+++ Provided material +++

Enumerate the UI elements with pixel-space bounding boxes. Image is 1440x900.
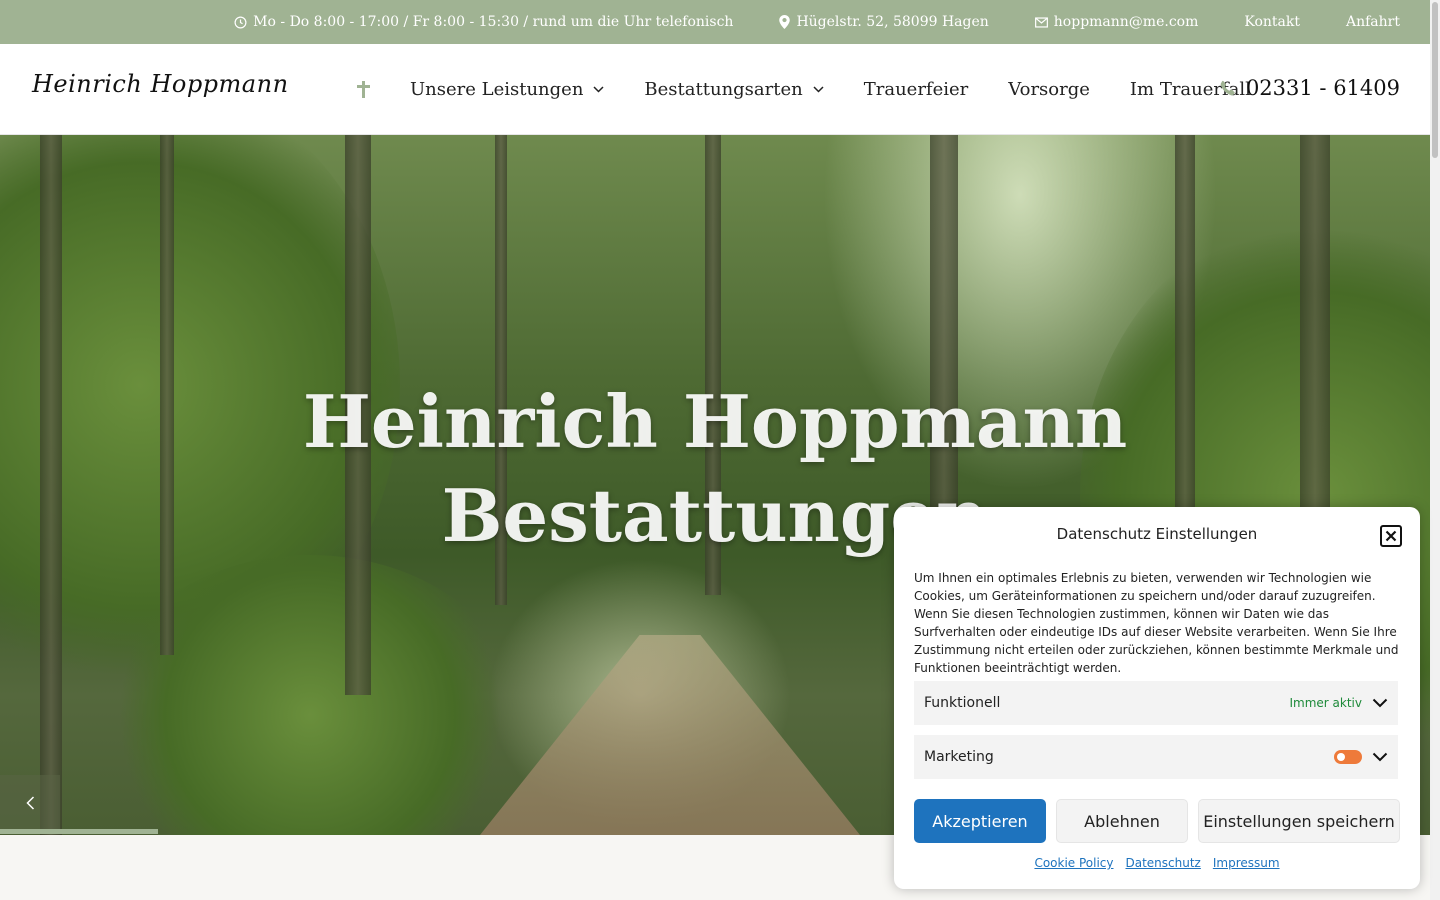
deny-button[interactable]: Ablehnen [1056,799,1188,843]
page-scrollbar[interactable] [1430,0,1440,900]
opening-hours: Mo - Do 8:00 - 17:00 / Fr 8:00 - 15:30 /… [234,14,733,30]
slider-prev-button[interactable] [0,775,60,831]
category-marketing[interactable]: Marketing [914,735,1398,779]
chevron-down-icon[interactable] [1372,698,1388,708]
address[interactable]: Hügelstr. 52, 58099 Hagen [779,14,989,30]
cookie-consent-dialog: Datenschutz Einstellungen Um Ihnen ein o… [894,507,1420,889]
anfahrt-link[interactable]: Anfahrt [1346,14,1400,30]
logo[interactable]: Heinrich Hoppmann [32,70,289,98]
nav-unsere-leistungen[interactable]: Unsere Leistungen [410,79,604,100]
category-funktionell[interactable]: Funktionell Immer aktiv [914,681,1398,725]
email-link[interactable]: hoppmann@me.com [1034,14,1199,30]
impressum-link[interactable]: Impressum [1213,856,1280,870]
opening-hours-text: Mo - Do 8:00 - 17:00 / Fr 8:00 - 15:30 /… [253,14,734,30]
scrollbar-thumb[interactable] [1432,2,1438,158]
nav-trauerfeier[interactable]: Trauerfeier [864,79,969,100]
email-text: hoppmann@me.com [1053,14,1199,30]
accept-button[interactable]: Akzeptieren [914,799,1046,843]
phone-icon [1220,80,1235,96]
nav-vorsorge[interactable]: Vorsorge [1008,79,1090,100]
hero-title-line-1: Heinrich Hoppmann [302,379,1128,464]
address-text: Hügelstr. 52, 58099 Hagen [796,14,989,30]
cookie-dialog-title: Datenschutz Einstellungen [1056,525,1258,543]
category-label: Marketing [924,749,994,765]
close-button[interactable] [1380,525,1402,547]
marketing-toggle[interactable] [1334,750,1362,764]
chevron-down-icon [593,86,604,93]
phone-number: 02331 - 61409 [1245,76,1400,100]
top-bar: Mo - Do 8:00 - 17:00 / Fr 8:00 - 15:30 /… [0,0,1430,44]
nav-bestattungsarten[interactable]: Bestattungsarten [644,79,824,100]
site-header: Heinrich Hoppmann Unsere Leistungen Best… [0,44,1430,135]
slider-progress-bar [0,829,158,834]
chevron-left-icon [25,796,34,810]
cookie-policy-link[interactable]: Cookie Policy [1034,856,1113,870]
cookie-description: Um Ihnen ein optimales Erlebnis zu biete… [914,571,1399,675]
clock-icon [234,16,247,28]
datenschutz-link[interactable]: Datenschutz [1126,856,1201,870]
cookie-links: Cookie Policy Datenschutz Impressum [894,856,1420,870]
chevron-down-icon[interactable] [1372,752,1388,762]
chevron-down-icon [813,86,824,93]
phone-link[interactable]: 02331 - 61409 [1220,76,1400,100]
map-pin-icon [779,15,791,29]
cross-icon [357,81,370,98]
main-nav: Unsere Leistungen Bestattungsarten Traue… [410,44,1291,135]
forest-path [480,635,860,835]
always-active-label: Immer aktiv [1289,696,1363,710]
mail-icon [1034,16,1048,28]
kontakt-link[interactable]: Kontakt [1244,14,1300,30]
category-label: Funktionell [924,695,1001,711]
close-icon [1385,530,1397,542]
save-preferences-button[interactable]: Einstellungen speichern [1198,799,1400,843]
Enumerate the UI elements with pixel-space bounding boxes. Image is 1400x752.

+++

§ **What to work on**:
Change every "chevron-down-icon" in all of the rows above to "dropdown-arrow-icon" and reproduce the rows with everything else unchanged. Omit the pictures.

§ **Solution to the exercise**:
Enumerate the UI elements with pixel-space bounding boxes. Image is 1440x900.
deny-button[interactable]: Ablehnen [1056,799,1188,843]
page-scrollbar[interactable] [1430,0,1440,900]
opening-hours: Mo - Do 8:00 - 17:00 / Fr 8:00 - 15:30 /… [234,14,733,30]
slider-prev-button[interactable] [0,775,60,831]
category-marketing[interactable]: Marketing [914,735,1398,779]
dropdown-arrow-icon[interactable] [1372,698,1388,708]
address[interactable]: Hügelstr. 52, 58099 Hagen [779,14,989,30]
cookie-consent-dialog: Datenschutz Einstellungen Um Ihnen ein o… [894,507,1420,889]
anfahrt-link[interactable]: Anfahrt [1346,14,1400,30]
logo[interactable]: Heinrich Hoppmann [32,70,289,98]
nav-unsere-leistungen[interactable]: Unsere Leistungen [410,79,604,100]
category-funktionell[interactable]: Funktionell Immer aktiv [914,681,1398,725]
email-link[interactable]: hoppmann@me.com [1034,14,1199,30]
impressum-link[interactable]: Impressum [1213,856,1280,870]
opening-hours-text: Mo - Do 8:00 - 17:00 / Fr 8:00 - 15:30 /… [253,14,734,30]
scrollbar-thumb[interactable] [1432,2,1438,158]
nav-trauerfeier[interactable]: Trauerfeier [864,79,969,100]
email-text: hoppmann@me.com [1053,14,1199,30]
accept-button[interactable]: Akzeptieren [914,799,1046,843]
phone-icon [1220,80,1235,96]
nav-vorsorge[interactable]: Vorsorge [1008,79,1090,100]
hero-title-line-1: Heinrich Hoppmann [302,379,1128,464]
address-text: Hügelstr. 52, 58099 Hagen [796,14,989,30]
cookie-dialog-title: Datenschutz Einstellungen [1056,525,1258,543]
category-label: Marketing [924,749,994,765]
close-button[interactable] [1380,525,1402,547]
marketing-toggle[interactable] [1334,750,1362,764]
dropdown-arrow-icon [593,86,604,93]
phone-number: 02331 - 61409 [1245,76,1400,100]
top-bar: Mo - Do 8:00 - 17:00 / Fr 8:00 - 15:30 /… [0,0,1430,44]
nav-bestattungsarten[interactable]: Bestattungsarten [644,79,824,100]
site-header: Heinrich Hoppmann Unsere Leistungen Best… [0,44,1430,135]
slider-progress-bar [0,829,158,834]
chevron-left-icon [25,796,34,810]
cookie-policy-link[interactable]: Cookie Policy [1034,856,1113,870]
cookie-description: Um Ihnen ein optimales Erlebnis zu biete… [914,571,1399,675]
clock-icon [234,16,247,28]
datenschutz-link[interactable]: Datenschutz [1126,856,1201,870]
cookie-links: Cookie Policy Datenschutz Impressum [894,856,1420,870]
dropdown-arrow-icon[interactable] [1372,752,1388,762]
dropdown-arrow-icon [813,86,824,93]
phone-link[interactable]: 02331 - 61409 [1220,76,1400,100]
map-pin-icon [779,15,791,29]
cross-icon [357,81,370,98]
main-nav: Unsere Leistungen Bestattungsarten Traue… [410,44,1291,135]
forest-path [480,635,860,835]
always-active-label: Immer aktiv [1289,696,1363,710]
mail-icon [1034,16,1048,28]
kontakt-link[interactable]: Kontakt [1244,14,1300,30]
category-label: Funktionell [924,695,1001,711]
close-icon [1385,530,1397,542]
save-preferences-button[interactable]: Einstellungen speichern [1198,799,1400,843]
Enumerate the UI elements with pixel-space bounding boxes. Image is 1400x752.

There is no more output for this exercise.